• _ARBEITSAUFTRAG_: Fasse den Absatz im Text zum Menschenrechtsbericht, der mit „Der Titel“ beginnt, als knappe Stichpunktliste zusammen und behalte dabei seine wichtigsten Fakten bei.

• _VORLIEGENDER TEXT_:

━━━━━━━━━━━━━━━━━━━━

Die Arbeit für die Menschenrechte ist in Deutschland eine Aufgabe des Staates. Die Regierung berichtet alle zwei Jahre über ihre Arbeit.
Berlin (d.de) – Die Bundesregierung hat ihren Zweijahresbericht zur Menschenrechtspolitik vorgelegt. Der 16. Menschenrechtsbericht beschreibt die Menschenrechtslage in ausgewählten Ländern und die Menschenrechtsarbeit und -projekte in Deutschland.
Der Titel „Menschenrechte in der Außen- und Entwicklungspolitik“ verdeutlicht die Arbeit der Bundesregierung in verschiedenen Menschenrechtsthemen auf der Grundlage ihrer werteorientierten, menschenrechtsbezogenen Außen- und Entwicklungspolitik in internationalen Menschenrechtsforen. Der Bericht hebt die nationalen und internationalen Aktivitäten Deutschlands zur Gleichstellung der Geschlechter und zur Gleichbehandlung von Mädchen, Frauen und marginalisierten Gruppen sowie die Umsetzung und Wirkung feministischer außenpolitischer Leitlinien hervor. Darüber hinaus stehen die Bekämpfung der Straflosigkeit bei Menschenrechtsverletzungen und internationalen Verbrechen sowie die Bekämpfung von Rassismus, Antisemitismus, Islamfeindlichkeit, Antiziganismus und anderen Formen der Gruppenfeindlichkeit im Mittelpunkt.
An der Erstellung des Berichts waren unter der Leitung des Auswärtigen Amtes Minister und Mitglieder der Kommission der Bundesregierung beteiligt.

━━━━━━━━━━━━━━━━━━━━

• _ERFASSTE DATEN_:
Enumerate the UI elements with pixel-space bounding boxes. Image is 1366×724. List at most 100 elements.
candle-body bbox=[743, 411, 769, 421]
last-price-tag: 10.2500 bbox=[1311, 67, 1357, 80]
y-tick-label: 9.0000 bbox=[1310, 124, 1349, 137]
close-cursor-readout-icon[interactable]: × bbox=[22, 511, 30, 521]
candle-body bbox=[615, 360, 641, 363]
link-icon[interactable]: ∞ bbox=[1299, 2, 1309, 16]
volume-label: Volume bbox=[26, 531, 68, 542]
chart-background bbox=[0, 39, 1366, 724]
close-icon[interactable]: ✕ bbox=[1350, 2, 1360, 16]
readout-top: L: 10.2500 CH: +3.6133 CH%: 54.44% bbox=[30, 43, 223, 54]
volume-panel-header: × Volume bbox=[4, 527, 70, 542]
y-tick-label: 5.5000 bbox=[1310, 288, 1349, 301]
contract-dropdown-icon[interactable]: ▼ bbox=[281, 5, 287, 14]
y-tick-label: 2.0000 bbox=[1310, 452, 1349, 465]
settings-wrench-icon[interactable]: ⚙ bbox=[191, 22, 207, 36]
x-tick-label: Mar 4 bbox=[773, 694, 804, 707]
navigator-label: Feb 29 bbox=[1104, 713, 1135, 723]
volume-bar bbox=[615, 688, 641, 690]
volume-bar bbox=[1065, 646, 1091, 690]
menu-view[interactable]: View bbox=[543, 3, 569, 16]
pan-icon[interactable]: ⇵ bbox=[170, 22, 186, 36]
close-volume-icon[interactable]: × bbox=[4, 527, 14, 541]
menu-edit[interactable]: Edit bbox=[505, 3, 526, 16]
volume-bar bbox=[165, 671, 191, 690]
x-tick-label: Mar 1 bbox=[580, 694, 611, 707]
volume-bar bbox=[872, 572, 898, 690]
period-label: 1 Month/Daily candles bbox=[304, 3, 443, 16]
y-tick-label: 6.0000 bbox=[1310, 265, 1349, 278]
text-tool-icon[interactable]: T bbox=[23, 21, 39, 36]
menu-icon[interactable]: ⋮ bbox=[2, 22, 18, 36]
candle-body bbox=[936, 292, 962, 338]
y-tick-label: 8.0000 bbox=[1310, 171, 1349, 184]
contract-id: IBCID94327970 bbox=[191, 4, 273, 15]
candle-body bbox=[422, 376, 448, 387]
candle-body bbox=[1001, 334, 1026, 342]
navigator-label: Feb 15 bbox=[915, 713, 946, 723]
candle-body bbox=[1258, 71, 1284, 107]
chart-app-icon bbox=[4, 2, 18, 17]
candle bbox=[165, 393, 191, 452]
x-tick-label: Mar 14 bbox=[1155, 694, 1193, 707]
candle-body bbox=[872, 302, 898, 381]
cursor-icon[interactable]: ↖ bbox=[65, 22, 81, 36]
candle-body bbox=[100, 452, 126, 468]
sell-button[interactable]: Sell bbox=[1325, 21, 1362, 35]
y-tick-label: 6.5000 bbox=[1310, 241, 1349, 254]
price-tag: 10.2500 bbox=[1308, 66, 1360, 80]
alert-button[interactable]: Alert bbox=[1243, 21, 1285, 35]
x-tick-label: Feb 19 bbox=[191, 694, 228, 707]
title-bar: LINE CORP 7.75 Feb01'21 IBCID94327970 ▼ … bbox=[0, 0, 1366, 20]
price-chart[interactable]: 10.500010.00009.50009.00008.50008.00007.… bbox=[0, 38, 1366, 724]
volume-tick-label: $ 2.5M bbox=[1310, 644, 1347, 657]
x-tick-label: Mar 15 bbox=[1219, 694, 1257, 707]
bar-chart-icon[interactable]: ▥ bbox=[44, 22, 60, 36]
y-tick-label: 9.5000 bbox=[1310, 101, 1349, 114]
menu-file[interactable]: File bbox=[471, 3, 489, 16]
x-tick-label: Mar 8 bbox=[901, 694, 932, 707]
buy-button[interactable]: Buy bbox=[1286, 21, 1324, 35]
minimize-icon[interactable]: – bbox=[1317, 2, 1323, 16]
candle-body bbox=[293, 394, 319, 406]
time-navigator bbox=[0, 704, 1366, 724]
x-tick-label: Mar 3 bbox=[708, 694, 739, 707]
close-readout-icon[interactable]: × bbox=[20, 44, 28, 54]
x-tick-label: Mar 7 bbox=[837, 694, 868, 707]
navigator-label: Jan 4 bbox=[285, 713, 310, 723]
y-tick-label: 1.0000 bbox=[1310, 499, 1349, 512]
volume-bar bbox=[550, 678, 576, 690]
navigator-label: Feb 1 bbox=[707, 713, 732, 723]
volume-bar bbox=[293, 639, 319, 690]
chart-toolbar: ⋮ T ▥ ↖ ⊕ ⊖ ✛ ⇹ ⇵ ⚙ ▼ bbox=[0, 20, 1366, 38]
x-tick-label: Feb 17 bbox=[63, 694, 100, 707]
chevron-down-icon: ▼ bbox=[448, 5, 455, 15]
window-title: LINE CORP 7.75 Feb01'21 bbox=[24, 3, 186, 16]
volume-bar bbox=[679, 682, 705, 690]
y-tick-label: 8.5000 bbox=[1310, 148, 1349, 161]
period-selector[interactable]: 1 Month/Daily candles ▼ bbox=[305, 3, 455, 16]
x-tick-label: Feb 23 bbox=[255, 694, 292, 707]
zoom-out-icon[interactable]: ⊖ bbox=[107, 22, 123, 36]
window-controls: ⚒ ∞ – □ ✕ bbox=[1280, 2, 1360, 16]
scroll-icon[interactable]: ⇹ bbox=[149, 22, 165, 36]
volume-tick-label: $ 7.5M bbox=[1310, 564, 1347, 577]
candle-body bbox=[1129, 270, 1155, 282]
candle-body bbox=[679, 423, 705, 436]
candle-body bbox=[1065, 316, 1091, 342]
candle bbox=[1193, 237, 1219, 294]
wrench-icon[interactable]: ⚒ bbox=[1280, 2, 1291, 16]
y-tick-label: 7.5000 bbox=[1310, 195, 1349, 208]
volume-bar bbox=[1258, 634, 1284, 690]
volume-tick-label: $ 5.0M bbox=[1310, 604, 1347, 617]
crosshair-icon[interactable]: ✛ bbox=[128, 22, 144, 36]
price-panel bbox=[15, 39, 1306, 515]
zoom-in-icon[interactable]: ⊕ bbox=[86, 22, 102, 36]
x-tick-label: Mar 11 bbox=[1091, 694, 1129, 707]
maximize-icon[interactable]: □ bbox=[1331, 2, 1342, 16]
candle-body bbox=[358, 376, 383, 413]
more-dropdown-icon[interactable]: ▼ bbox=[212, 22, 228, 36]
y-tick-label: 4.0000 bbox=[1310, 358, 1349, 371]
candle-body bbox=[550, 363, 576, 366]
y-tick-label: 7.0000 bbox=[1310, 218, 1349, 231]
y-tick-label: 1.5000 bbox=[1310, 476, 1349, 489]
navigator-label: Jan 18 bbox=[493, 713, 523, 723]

━━━━━━━━━━━━━━━━━━━━

• _LÖSUNG_:
- Titel: „Menschenrechte in der Außen- und Entwicklungspolitik“
- Zeigt die Arbeit der Bundesregierung zu verschiedenen Menschenrechtsthemen in internationalen Menschenrechtsforen, gestützt auf ihre werteorientierte, menschenrechtsbezogene Außen- und Entwicklungspolitik
- Hervorgehoben: Aktivitäten Deutschlands im In- und Ausland zur Gleichstellung der Geschlechter und zur Gleichbehandlung von Mädchen, Frauen und marginalisierten Gruppen
- Hervorgehoben: Umsetzung und Wirkung feministischer außenpolitischer Leitlinien
- Im Mittelpunkt: Bekämpfung der Straflosigkeit bei Menschenrechtsverletzungen und internationalen Verbrechen
- Im Mittelpunkt: Bekämpfung von Rassismus, Antisemitismus, Islamfeindlichkeit, Antiziganismus und anderen Formen der Gruppenfeindlichkeit